### [Исходный текст]
════════

Смекни!
smekni.com

Общее языкознание - учебник (стр. 21 из 164)

Ассоциации играют огромную роль в образовании различных переносных значений, когда на основании известных элементов<73> сходства название одного предмета или явления может быть при­менено к названию другого предмета или явления, ср., например, нем. Wagen первоначально 'телега', 'экипаж' использовано для наименования автомобиля и железнодорожного вагона. Ср. также русск. рукав 'часть одежды' и рукав — 'разветвление реки', фр. punaise 'клоп' и 'канцелярская кнопка', осет. домбай 'зубр, лев' и домбай 'силач', англ. clear 'очищать' и clear 'устранять препятствие', финск. selvд 'ясный' и selvд 'трезвый', тат. кγз 'глаз' и кγз 'ушко иголки'; коми-зыр. вой 'ночь' и вой 'север' и т. д.

════════

### [Письменное задание 1]
Выведи без изменений все записи, которые идут ниже. Картинки в ответ не включай.

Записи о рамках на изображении
════════

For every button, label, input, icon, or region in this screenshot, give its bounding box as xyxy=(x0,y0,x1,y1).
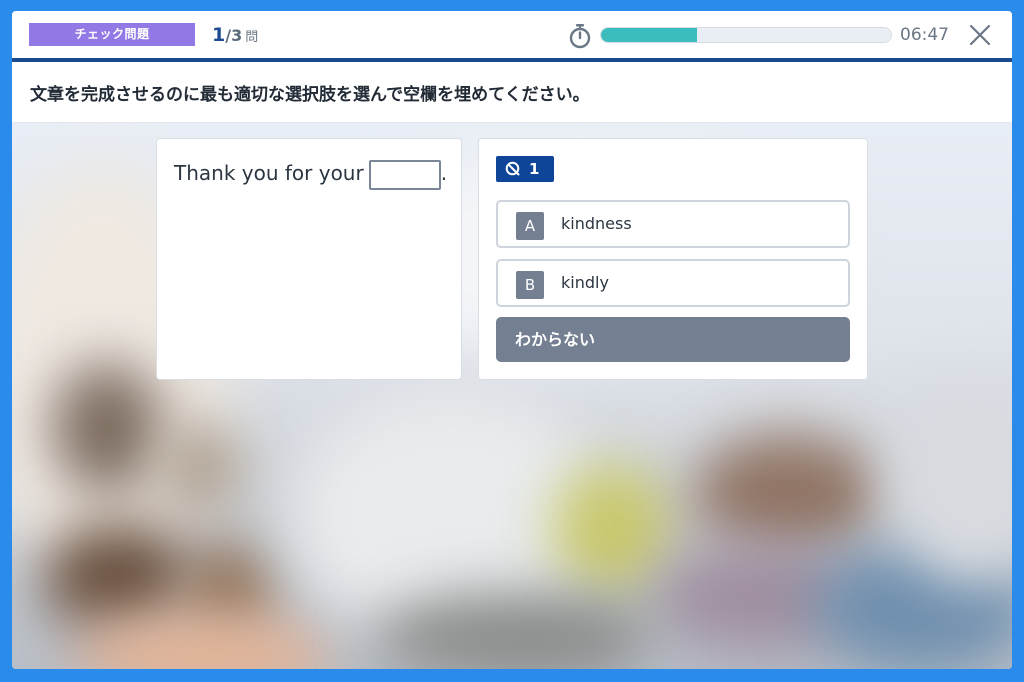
sentence-text: Thank you for your xyxy=(174,161,364,185)
counter-total: /3 xyxy=(225,26,243,45)
question-number: 1 xyxy=(529,160,540,178)
sentence-ending: . xyxy=(440,161,448,185)
option-text: kindness xyxy=(561,214,632,233)
header: チェック問題 1/3 問 06:47 xyxy=(12,11,1012,58)
time-remaining: 06:47 xyxy=(900,25,949,45)
dont-know-button[interactable]: わからない xyxy=(496,317,850,362)
option-letter: B xyxy=(516,271,544,299)
question-counter: 1/3 問 xyxy=(212,21,258,49)
question-sentence: Thank you for your. xyxy=(174,155,447,191)
close-icon[interactable] xyxy=(967,22,993,48)
answer-blank xyxy=(368,159,441,190)
option-b[interactable]: B kindly xyxy=(496,259,850,307)
counter-current: 1 xyxy=(212,24,226,46)
stopwatch-icon xyxy=(569,24,591,49)
question-number-badge: 1 xyxy=(496,156,554,182)
options-card: 1 A kindness B kindly わからない xyxy=(478,138,868,380)
quiz-window: チェック問題 1/3 問 06:47 文章を完成させるのに最も適切な選択肢を選んで… xyxy=(12,11,1012,669)
option-letter: A xyxy=(516,212,544,240)
time-progress-bar xyxy=(600,27,892,43)
check-question-badge: チェック問題 xyxy=(29,23,195,46)
option-text: kindly xyxy=(561,273,609,292)
instruction-bar: 文章を完成させるのに最も適切な選択肢を選んで空欄を埋めてください。 xyxy=(12,62,1012,123)
option-a[interactable]: A kindness xyxy=(496,200,850,248)
counter-unit: 問 xyxy=(245,30,259,45)
time-progress-fill xyxy=(601,28,697,42)
instruction-text: 文章を完成させるのに最も適切な選択肢を選んで空欄を埋めてください。 xyxy=(30,85,590,105)
sentence-card: Thank you for your. xyxy=(156,138,462,380)
question-icon xyxy=(505,161,520,176)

════════

### [Письменное задание 2]
Ответь на вопросы по тексту о переносных значениях слов:
(a) Что первоначально значило немецкое слово Wagen?
(b) Какие два значения приводятся для французского punaise?
(c) Какие два значения у коми-зырянского слова вой?

### [Итоговый ответ 1]
For every button, label, input, icon, or region in this screenshot, give its bounding box as xyxy=(x0,y0,x1,y1).
sentence-text: Thank you for your xyxy=(174,161,364,185)
counter-total: /3 xyxy=(225,26,243,45)
question-number: 1 xyxy=(529,160,540,178)
sentence-ending: . xyxy=(440,161,448,185)
option-text: kindness xyxy=(561,214,632,233)
header: チェック問題 1/3 問 06:47 xyxy=(12,11,1012,58)
time-remaining: 06:47 xyxy=(900,25,949,45)
dont-know-button[interactable]: わからない xyxy=(496,317,850,362)
option-letter: B xyxy=(516,271,544,299)
question-counter: 1/3 問 xyxy=(212,21,258,49)
question-sentence: Thank you for your. xyxy=(174,155,447,191)
close-icon[interactable] xyxy=(967,22,993,48)
answer-blank xyxy=(368,159,441,190)
option-b[interactable]: B kindly xyxy=(496,259,850,307)
counter-current: 1 xyxy=(212,24,226,46)
stopwatch-icon xyxy=(569,24,591,49)
question-number-badge: 1 xyxy=(496,156,554,182)
options-card: 1 A kindness B kindly わからない xyxy=(478,138,868,380)
quiz-window: チェック問題 1/3 問 06:47 文章を完成させるのに最も適切な選択肢を選んで… xyxy=(12,11,1012,669)
option-letter: A xyxy=(516,212,544,240)
time-progress-bar xyxy=(600,27,892,43)
check-question-badge: チェック問題 xyxy=(29,23,195,46)
option-text: kindly xyxy=(561,273,609,292)
instruction-bar: 文章を完成させるのに最も適切な選択肢を選んで空欄を埋めてください。 xyxy=(12,62,1012,123)
option-a[interactable]: A kindness xyxy=(496,200,850,248)
counter-unit: 問 xyxy=(245,30,259,45)
time-progress-fill xyxy=(601,28,697,42)
instruction-text: 文章を完成させるのに最も適切な選択肢を選んで空欄を埋めてください。 xyxy=(30,85,590,105)
sentence-card: Thank you for your. xyxy=(156,138,462,380)
question-icon xyxy=(505,161,520,176)

### [Итоговый ответ 2]
(a) 'Телега', 'экипаж'.
(b) 'Клоп' и 'канцелярская кнопка'.
(c) 'Ночь' и 'север'.